**To do:**
Return the whole listing, keeping every character the same.

++++ Information shown ++++

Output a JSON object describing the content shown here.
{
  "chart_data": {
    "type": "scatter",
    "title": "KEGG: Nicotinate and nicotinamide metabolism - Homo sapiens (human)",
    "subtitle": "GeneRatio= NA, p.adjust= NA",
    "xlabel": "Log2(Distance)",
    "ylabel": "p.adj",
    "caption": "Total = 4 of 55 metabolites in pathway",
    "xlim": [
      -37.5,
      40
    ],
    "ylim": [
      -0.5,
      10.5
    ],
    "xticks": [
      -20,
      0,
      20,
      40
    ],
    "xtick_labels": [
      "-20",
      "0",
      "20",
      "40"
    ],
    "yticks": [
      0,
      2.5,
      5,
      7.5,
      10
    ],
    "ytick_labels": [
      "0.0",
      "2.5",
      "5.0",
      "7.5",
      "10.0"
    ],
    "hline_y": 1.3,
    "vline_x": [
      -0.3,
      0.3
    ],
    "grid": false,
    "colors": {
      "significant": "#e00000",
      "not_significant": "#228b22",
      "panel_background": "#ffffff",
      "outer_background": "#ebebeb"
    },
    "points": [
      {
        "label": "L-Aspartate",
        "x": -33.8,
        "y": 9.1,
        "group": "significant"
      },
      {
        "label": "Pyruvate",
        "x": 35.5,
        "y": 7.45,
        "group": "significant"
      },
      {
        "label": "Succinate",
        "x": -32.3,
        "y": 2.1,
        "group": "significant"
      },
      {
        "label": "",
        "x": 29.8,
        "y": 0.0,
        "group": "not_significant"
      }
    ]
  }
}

++++

**Written reply:**
Output a JSON object describing the content shown here.
{
  "chart_data": {
    "type": "scatter",
    "title": "KEGG: Nicotinate and nicotinamide metabolism - Homo sapiens (human)",
    "subtitle": "GeneRatio= NA, p.adjust= NA",
    "xlabel": "Log2(Distance)",
    "ylabel": "p.adj",
    "caption": "Total = 4 of 55 metabolites in pathway",
    "xlim": [
      -37.5,
      40
    ],
    "ylim": [
      -0.5,
      10.5
    ],
    "xticks": [
      -20,
      0,
      20,
      40
    ],
    "xtick_labels": [
      "-20",
      "0",
      "20",
      "40"
    ],
    "yticks": [
      0,
      2.5,
      5,
      7.5,
      10
    ],
    "ytick_labels": [
      "0.0",
      "2.5",
      "5.0",
      "7.5",
      "10.0"
    ],
    "hline_y": 1.3,
    "vline_x": [
      -0.3,
      0.3
    ],
    "grid": false,
    "colors": {
      "significant": "#e00000",
      "not_significant": "#228b22",
      "panel_background": "#ffffff",
      "outer_background": "#ebebeb"
    },
    "points": [
      {
        "label": "L-Aspartate",
        "x": -33.8,
        "y": 9.1,
        "group": "significant"
      },
      {
        "label": "Pyruvate",
        "x": 35.5,
        "y": 7.45,
        "group": "significant"
      },
      {
        "label": "Succinate",
        "x": -32.3,
        "y": 2.1,
        "group": "significant"
      },
      {
        "label": "",
        "x": 29.8,
        "y": 0.0,
        "group": "not_significant"
      }
    ]
  }
}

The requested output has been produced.